The request
Your task is to quote the material that follows, in full and exactly.

Dataset

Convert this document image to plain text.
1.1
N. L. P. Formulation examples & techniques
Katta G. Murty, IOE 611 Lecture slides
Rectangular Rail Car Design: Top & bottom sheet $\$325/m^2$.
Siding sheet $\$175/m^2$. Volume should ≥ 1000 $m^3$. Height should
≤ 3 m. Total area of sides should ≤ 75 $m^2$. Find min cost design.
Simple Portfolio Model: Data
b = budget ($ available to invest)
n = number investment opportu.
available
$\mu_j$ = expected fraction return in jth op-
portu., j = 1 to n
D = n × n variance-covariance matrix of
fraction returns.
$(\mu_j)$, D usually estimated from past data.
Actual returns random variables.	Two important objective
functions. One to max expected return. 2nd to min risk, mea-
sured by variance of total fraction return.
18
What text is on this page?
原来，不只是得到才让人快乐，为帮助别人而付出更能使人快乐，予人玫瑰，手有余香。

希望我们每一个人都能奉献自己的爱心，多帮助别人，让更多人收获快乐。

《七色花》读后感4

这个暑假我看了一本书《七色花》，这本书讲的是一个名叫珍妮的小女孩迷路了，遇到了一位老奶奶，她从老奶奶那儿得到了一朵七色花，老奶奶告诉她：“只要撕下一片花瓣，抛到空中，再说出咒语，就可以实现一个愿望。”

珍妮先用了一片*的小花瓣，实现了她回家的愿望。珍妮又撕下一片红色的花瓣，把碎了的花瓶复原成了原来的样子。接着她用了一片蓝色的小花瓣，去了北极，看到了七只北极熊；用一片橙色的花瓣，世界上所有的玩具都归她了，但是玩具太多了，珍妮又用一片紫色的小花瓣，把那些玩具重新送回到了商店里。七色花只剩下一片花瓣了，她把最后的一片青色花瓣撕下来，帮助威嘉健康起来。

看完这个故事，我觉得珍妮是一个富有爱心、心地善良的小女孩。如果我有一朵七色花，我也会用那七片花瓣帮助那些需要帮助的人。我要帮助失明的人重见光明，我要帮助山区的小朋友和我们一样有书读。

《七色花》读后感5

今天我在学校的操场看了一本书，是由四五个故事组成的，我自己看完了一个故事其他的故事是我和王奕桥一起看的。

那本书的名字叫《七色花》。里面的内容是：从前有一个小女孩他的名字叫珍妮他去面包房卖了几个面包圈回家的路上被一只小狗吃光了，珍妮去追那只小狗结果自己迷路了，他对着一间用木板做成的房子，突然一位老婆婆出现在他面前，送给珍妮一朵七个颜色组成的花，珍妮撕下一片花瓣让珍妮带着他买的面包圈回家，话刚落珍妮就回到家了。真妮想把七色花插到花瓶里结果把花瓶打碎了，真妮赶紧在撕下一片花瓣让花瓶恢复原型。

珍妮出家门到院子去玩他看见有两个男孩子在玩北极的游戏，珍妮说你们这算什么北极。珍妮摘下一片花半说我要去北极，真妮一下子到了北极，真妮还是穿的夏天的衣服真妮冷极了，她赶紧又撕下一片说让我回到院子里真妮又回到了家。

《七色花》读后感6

Task answer
Convert this document image to plain text.
1.1
N. L. P. Formulation examples & techniques
Katta G. Murty, IOE 611 Lecture slides
Rectangular Rail Car Design: Top & bottom sheet $\$325/m^2$.
Siding sheet $\$175/m^2$. Volume should ≥ 1000 $m^3$. Height should
≤ 3 m. Total area of sides should ≤ 75 $m^2$. Find min cost design.
Simple Portfolio Model: Data
b = budget ($ available to invest)
n = number investment opportu.
available
$\mu_j$ = expected fraction return in jth op-
portu., j = 1 to n
D = n × n variance-covariance matrix of
fraction returns.
$(\mu_j)$, D usually estimated from past data.
Actual returns random variables.	Two important objective
functions. One to max expected return. 2nd to min risk, mea-
sured by variance of total fraction return.
18
What text is on this page?
原来，不只是得到才让人快乐，为帮助别人而付出更能使人快乐，予人玫瑰，手有余香。

希望我们每一个人都能奉献自己的爱心，多帮助别人，让更多人收获快乐。

《七色花》读后感4

这个暑假我看了一本书《七色花》，这本书讲的是一个名叫珍妮的小女孩迷路了，遇到了一位老奶奶，她从老奶奶那儿得到了一朵七色花，老奶奶告诉她：“只要撕下一片花瓣，抛到空中，再说出咒语，就可以实现一个愿望。”

珍妮先用了一片*的小花瓣，实现了她回家的愿望。珍妮又撕下一片红色的花瓣，把碎了的花瓶复原成了原来的样子。接着她用了一片蓝色的小花瓣，去了北极，看到了七只北极熊；用一片橙色的花瓣，世界上所有的玩具都归她了，但是玩具太多了，珍妮又用一片紫色的小花瓣，把那些玩具重新送回到了商店里。七色花只剩下一片花瓣了，她把最后的一片青色花瓣撕下来，帮助威嘉健康起来。

看完这个故事，我觉得珍妮是一个富有爱心、心地善良的小女孩。如果我有一朵七色花，我也会用那七片花瓣帮助那些需要帮助的人。我要帮助失明的人重见光明，我要帮助山区的小朋友和我们一样有书读。

《七色花》读后感5

今天我在学校的操场看了一本书，是由四五个故事组成的，我自己看完了一个故事其他的故事是我和王奕桥一起看的。

那本书的名字叫《七色花》。里面的内容是：从前有一个小女孩他的名字叫珍妮他去面包房卖了几个面包圈回家的路上被一只小狗吃光了，珍妮去追那只小狗结果自己迷路了，他对着一间用木板做成的房子，突然一位老婆婆出现在他面前，送给珍妮一朵七个颜色组成的花，珍妮撕下一片花瓣让珍妮带着他买的面包圈回家，话刚落珍妮就回到家了。真妮想把七色花插到花瓶里结果把花瓶打碎了，真妮赶紧在撕下一片花瓣让花瓶恢复原型。

珍妮出家门到院子去玩他看见有两个男孩子在玩北极的游戏，珍妮说你们这算什么北极。珍妮摘下一片花半说我要去北极，真妮一下子到了北极，真妮还是穿的夏天的衣服真妮冷极了，她赶紧又撕下一片说让我回到院子里真妮又回到了家。

《七色花》读后感6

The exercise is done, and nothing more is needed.